YOUR TASK —
Rename "x-tick-label" to "x-axis-label" in the part of the data that opens with its first line and closes with the line containing "- value-label: 43.2: [420, 215, 453, 233]". Return only those lines, with nothing else changed.

DATASET ENTRIES —
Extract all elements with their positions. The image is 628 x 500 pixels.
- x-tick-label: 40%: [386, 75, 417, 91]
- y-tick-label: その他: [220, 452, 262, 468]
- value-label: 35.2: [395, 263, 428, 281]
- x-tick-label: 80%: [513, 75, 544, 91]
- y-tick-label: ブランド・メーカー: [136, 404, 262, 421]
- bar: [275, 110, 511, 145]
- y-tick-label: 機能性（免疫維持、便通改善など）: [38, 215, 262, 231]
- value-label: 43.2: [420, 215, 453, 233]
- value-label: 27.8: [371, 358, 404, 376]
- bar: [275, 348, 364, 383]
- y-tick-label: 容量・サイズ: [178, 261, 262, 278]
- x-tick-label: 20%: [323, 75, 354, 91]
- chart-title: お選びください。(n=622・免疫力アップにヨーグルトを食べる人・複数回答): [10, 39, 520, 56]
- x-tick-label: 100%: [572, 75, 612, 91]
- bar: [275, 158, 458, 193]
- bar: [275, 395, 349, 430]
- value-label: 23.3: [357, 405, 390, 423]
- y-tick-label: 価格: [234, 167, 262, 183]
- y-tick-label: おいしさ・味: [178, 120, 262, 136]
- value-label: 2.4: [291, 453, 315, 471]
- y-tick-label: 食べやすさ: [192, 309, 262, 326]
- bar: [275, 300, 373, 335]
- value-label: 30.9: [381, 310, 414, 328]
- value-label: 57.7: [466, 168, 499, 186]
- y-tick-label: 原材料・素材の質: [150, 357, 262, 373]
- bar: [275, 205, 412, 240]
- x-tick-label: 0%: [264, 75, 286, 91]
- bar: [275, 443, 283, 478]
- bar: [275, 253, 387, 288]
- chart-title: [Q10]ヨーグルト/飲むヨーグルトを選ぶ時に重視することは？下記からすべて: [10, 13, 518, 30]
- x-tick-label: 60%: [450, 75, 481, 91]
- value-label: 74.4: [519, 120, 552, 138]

WRITTEN REPLY —
Extract all elements with their positions. The image is 628 x 500 pixels.
- x-axis-label: 40%: [386, 75, 417, 91]
- y-tick-label: その他: [220, 452, 262, 468]
- value-label: 35.2: [395, 263, 428, 281]
- x-axis-label: 80%: [513, 75, 544, 91]
- y-tick-label: ブランド・メーカー: [136, 404, 262, 421]
- bar: [275, 110, 511, 145]
- y-tick-label: 機能性（免疫維持、便通改善など）: [38, 215, 262, 231]
- value-label: 43.2: [420, 215, 453, 233]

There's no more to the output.